Exercise aim: Present every line in which the string "title" appears.

Source records:
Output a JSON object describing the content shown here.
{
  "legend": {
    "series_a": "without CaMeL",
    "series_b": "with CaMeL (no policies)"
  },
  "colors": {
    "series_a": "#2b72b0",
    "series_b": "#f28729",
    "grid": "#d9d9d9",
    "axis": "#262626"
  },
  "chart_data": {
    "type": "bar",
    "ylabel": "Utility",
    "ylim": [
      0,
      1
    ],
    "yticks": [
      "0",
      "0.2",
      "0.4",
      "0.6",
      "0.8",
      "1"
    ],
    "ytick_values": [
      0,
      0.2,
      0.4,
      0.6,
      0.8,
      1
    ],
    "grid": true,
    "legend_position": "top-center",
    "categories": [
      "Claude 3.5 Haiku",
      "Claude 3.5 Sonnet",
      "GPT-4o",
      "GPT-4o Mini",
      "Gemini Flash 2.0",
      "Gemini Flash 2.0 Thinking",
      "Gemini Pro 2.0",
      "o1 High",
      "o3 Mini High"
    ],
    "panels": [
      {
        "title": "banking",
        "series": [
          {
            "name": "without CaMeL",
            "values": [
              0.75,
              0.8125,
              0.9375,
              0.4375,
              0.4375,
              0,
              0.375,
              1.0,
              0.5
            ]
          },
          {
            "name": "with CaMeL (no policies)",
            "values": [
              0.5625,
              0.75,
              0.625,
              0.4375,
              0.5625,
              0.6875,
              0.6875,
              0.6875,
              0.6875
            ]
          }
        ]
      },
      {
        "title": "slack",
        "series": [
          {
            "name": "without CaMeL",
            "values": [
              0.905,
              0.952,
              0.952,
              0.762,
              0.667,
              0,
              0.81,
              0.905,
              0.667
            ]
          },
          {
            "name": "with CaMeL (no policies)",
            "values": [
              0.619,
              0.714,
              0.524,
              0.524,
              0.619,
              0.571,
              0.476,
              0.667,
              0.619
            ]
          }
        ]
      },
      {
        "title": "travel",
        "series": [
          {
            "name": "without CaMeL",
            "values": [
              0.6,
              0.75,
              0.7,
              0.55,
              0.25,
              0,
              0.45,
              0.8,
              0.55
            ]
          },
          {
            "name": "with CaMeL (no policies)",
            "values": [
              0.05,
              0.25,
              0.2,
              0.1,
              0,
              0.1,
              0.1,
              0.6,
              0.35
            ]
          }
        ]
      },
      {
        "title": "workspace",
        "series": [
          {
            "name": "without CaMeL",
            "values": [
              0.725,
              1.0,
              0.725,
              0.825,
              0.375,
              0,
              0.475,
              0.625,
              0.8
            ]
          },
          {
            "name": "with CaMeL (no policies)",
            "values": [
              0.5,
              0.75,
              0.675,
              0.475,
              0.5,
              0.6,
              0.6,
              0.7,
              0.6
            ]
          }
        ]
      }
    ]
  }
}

Task response:
        "title": "banking",
        "title": "slack",
        "title": "travel",
        "title": "workspace",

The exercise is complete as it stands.